===== Input

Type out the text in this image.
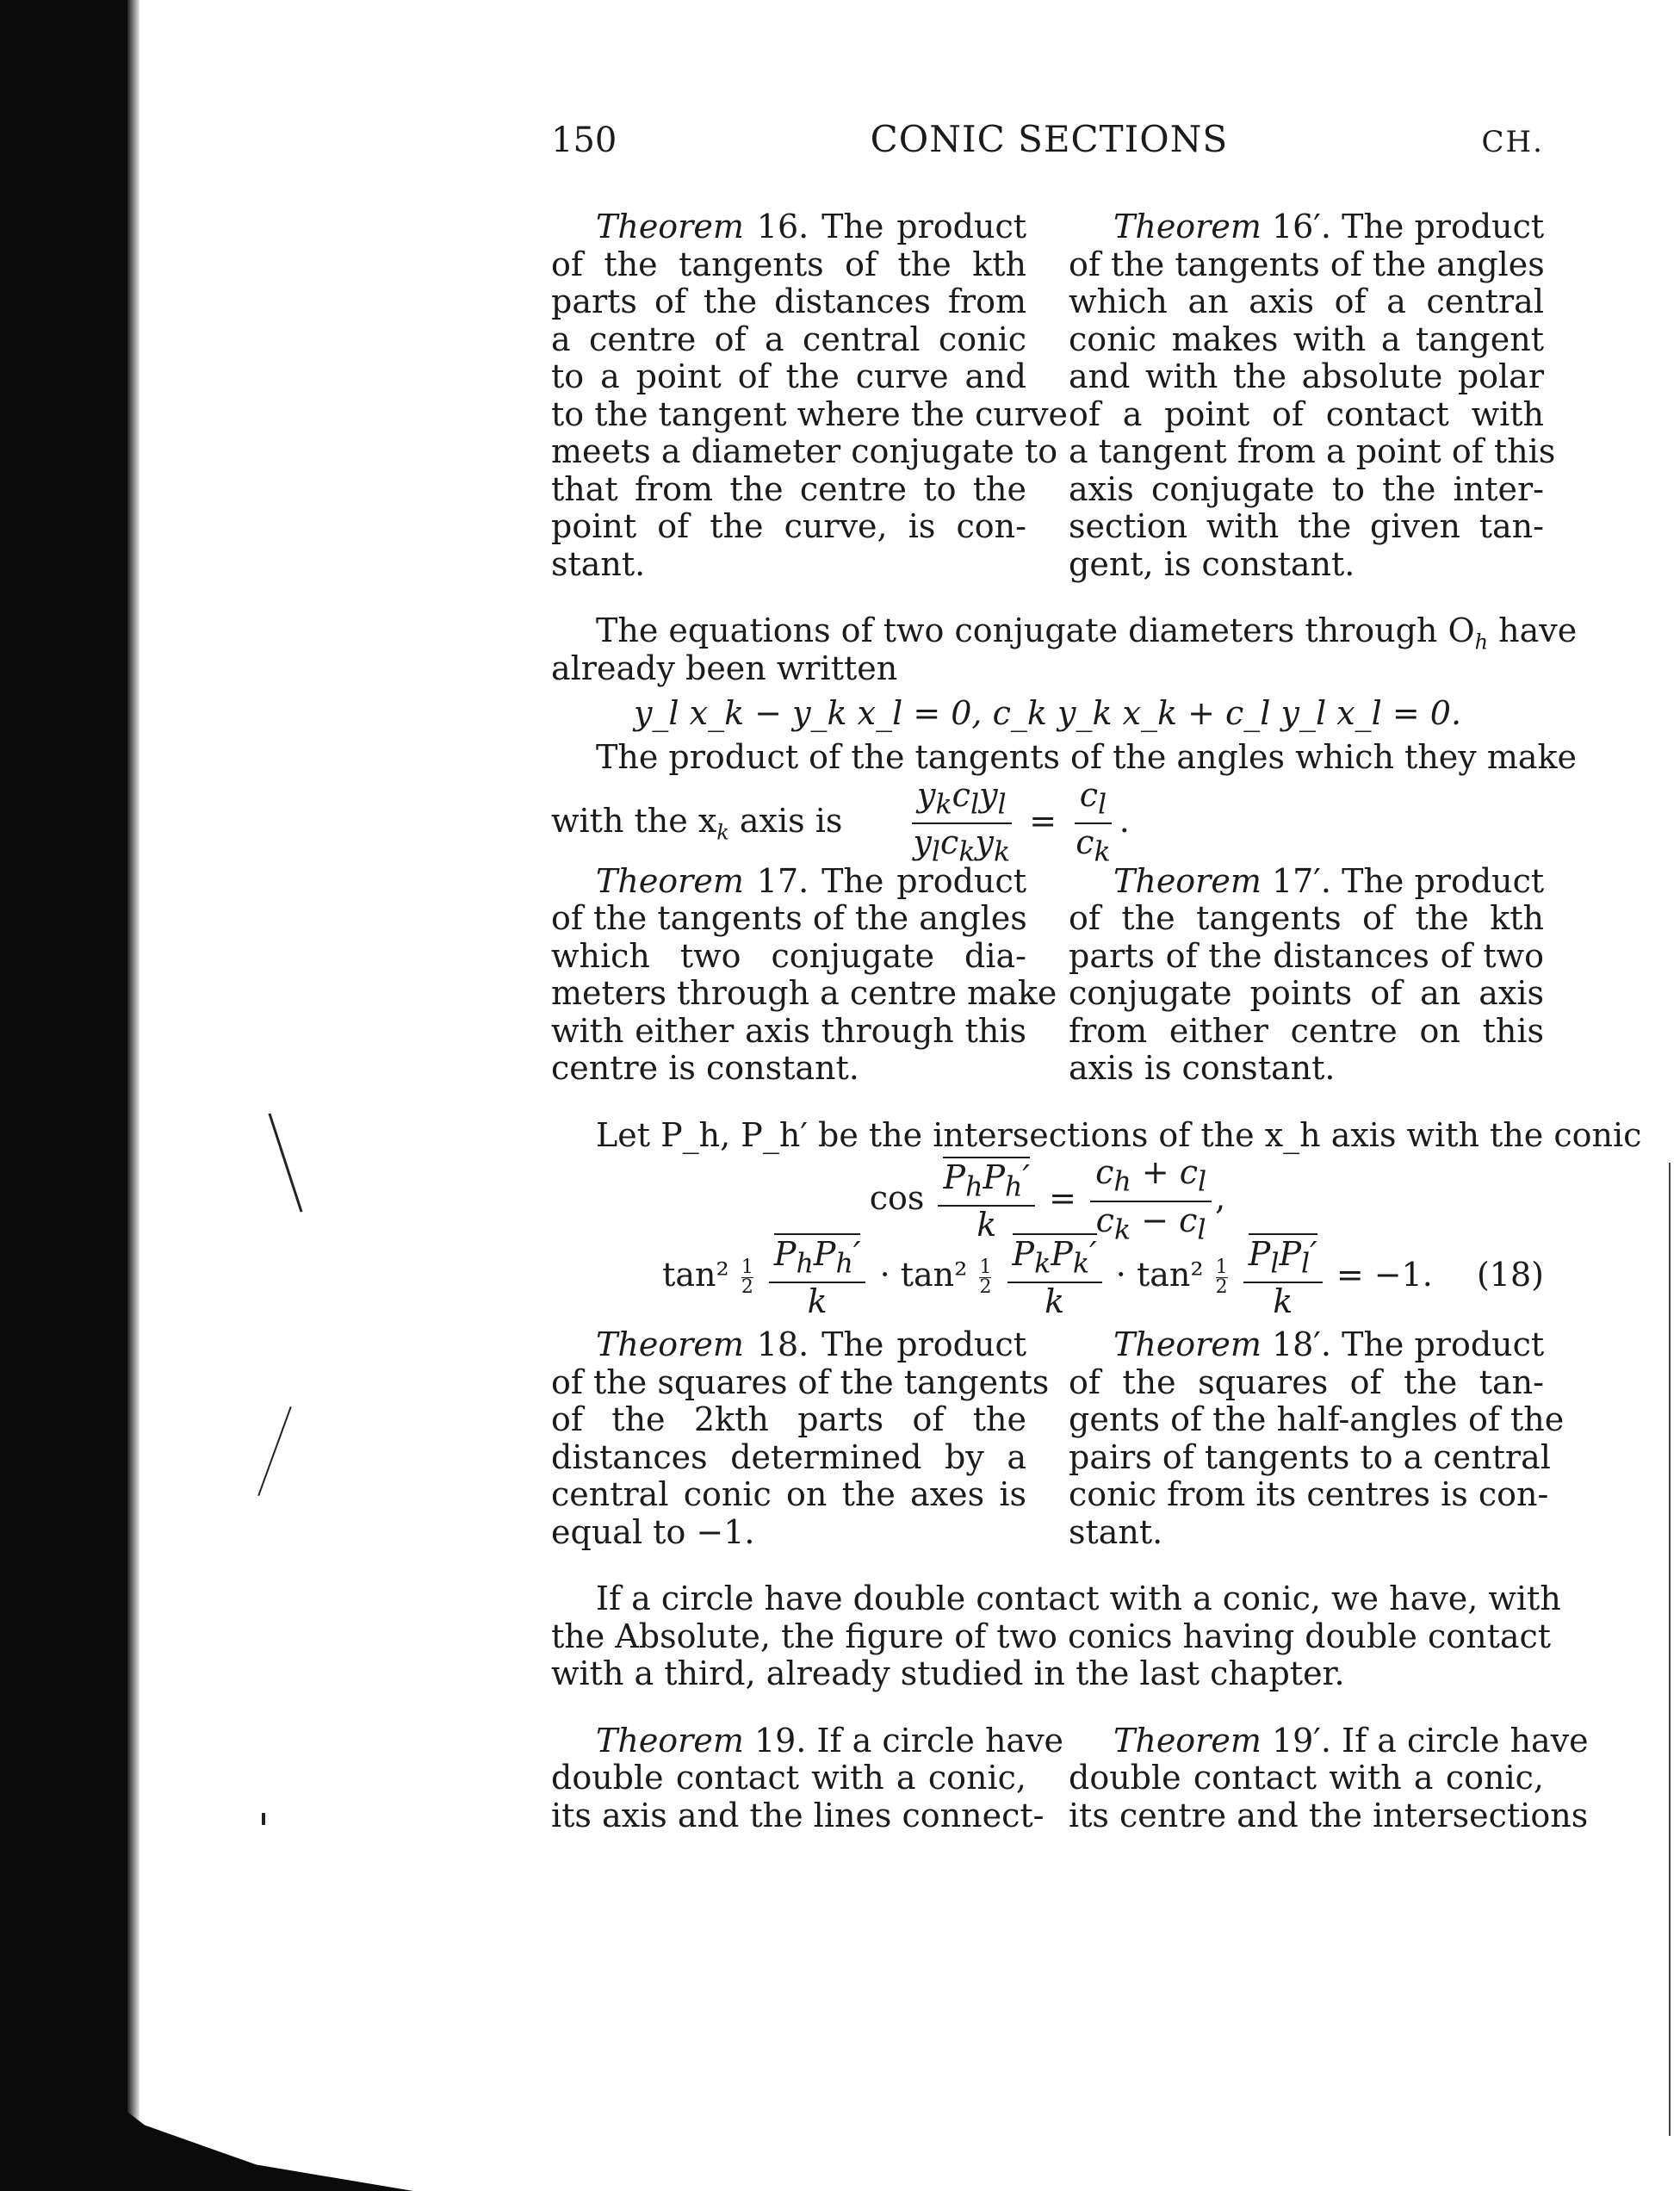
150	CONIC SECTIONS	CH.
Theorem 16. The product
of the tangents of the kth
parts of the distances from
a centre of a central conic
to a point of the curve and
to the tangent where the curve
meets a diameter conjugate to
that from the centre to the
point of the curve, is con-
stant.
Theorem 16′. The product
of the tangents of the angles
which an axis of a central
conic makes with a tangent
and with the absolute polar
of a point of contact with
a tangent from a point of this
axis conjugate to the inter-
section with the given tan-
gent, is constant.
The equations of two conjugate diameters through $O_h$ have
already been written
y_l x_k − y_k x_l = 0, c_k y_k x_k + c_l y_l x_l = 0.
The product of the tangents of the angles which they make
with the $x_k$ axis is $\frac{y_kc_ly_l}{y_lc_ky_k} = \frac{c_l}{c_k}$ .
Theorem 17. The product
of the tangents of the angles
which two conjugate dia-
meters through a centre make
with either axis through this
centre is constant.
Theorem 17′. The product
of the tangents of the kth
parts of the distances of two
conjugate points of an axis
from either centre on this
axis is constant.
Let P_h, P_h′ be the intersections of the x_h axis with the conic
$\cos \frac{P_hP_h'}{k} = \frac{c_h + c_l}{c_k - c_l}$ ,
$\tan^2 \frac{1}{2}$
$\frac{P_hP_h'}{k} \cdot \tan^2 \frac{1}{2}$
$\frac{P_kP_k'}{k} \cdot \tan^2 \frac{1}{2}$
$\frac{P_lP_l'}{k} = -1$. (18)
Theorem 18. The product
of the squares of the tangents
of the 2kth parts of the
distances determined by a
central conic on the axes is
equal to −1.
Theorem 18′. The product
of the squares of the tan-
gents of the half-angles of the
pairs of tangents to a central
conic from its centres is con-
stant.
If a circle have double contact with a conic, we have, with
the Absolute, the figure of two conics having double contact
with a third, already studied in the last chapter.
Theorem 19. If a circle have
double contact with a conic,
its axis and the lines connect-
Theorem 19′. If a circle have
double contact with a conic,
its centre and the intersections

==========

§ **The problem**:
Every record above must be given again exactly; drop the pictures.

§ **Final result**:
Type out the text in this image.
150	CONIC SECTIONS	CH.
Theorem 16. The product
of the tangents of the kth
parts of the distances from
a centre of a central conic
to a point of the curve and
to the tangent where the curve
meets a diameter conjugate to
that from the centre to the
point of the curve, is con-
stant.
Theorem 16′. The product
of the tangents of the angles
which an axis of a central
conic makes with a tangent
and with the absolute polar
of a point of contact with
a tangent from a point of this
axis conjugate to the inter-
section with the given tan-
gent, is constant.
The equations of two conjugate diameters through $O_h$ have
already been written
y_l x_k − y_k x_l = 0, c_k y_k x_k + c_l y_l x_l = 0.
The product of the tangents of the angles which they make
with the $x_k$ axis is $\frac{y_kc_ly_l}{y_lc_ky_k} = \frac{c_l}{c_k}$ .
Theorem 17. The product
of the tangents of the angles
which two conjugate dia-
meters through a centre make
with either axis through this
centre is constant.
Theorem 17′. The product
of the tangents of the kth
parts of the distances of two
conjugate points of an axis
from either centre on this
axis is constant.
Let P_h, P_h′ be the intersections of the x_h axis with the conic
$\cos \frac{P_hP_h'}{k} = \frac{c_h + c_l}{c_k - c_l}$ ,
$\tan^2 \frac{1}{2}$
$\frac{P_hP_h'}{k} \cdot \tan^2 \frac{1}{2}$
$\frac{P_kP_k'}{k} \cdot \tan^2 \frac{1}{2}$
$\frac{P_lP_l'}{k} = -1$. (18)
Theorem 18. The product
of the squares of the tangents
of the 2kth parts of the
distances determined by a
central conic on the axes is
equal to −1.
Theorem 18′. The product
of the squares of the tan-
gents of the half-angles of the
pairs of tangents to a central
conic from its centres is con-
stant.
If a circle have double contact with a conic, we have, with
the Absolute, the figure of two conics having double contact
with a third, already studied in the last chapter.
Theorem 19. If a circle have
double contact with a conic,
its axis and the lines connect-
Theorem 19′. If a circle have
double contact with a conic,
its centre and the intersections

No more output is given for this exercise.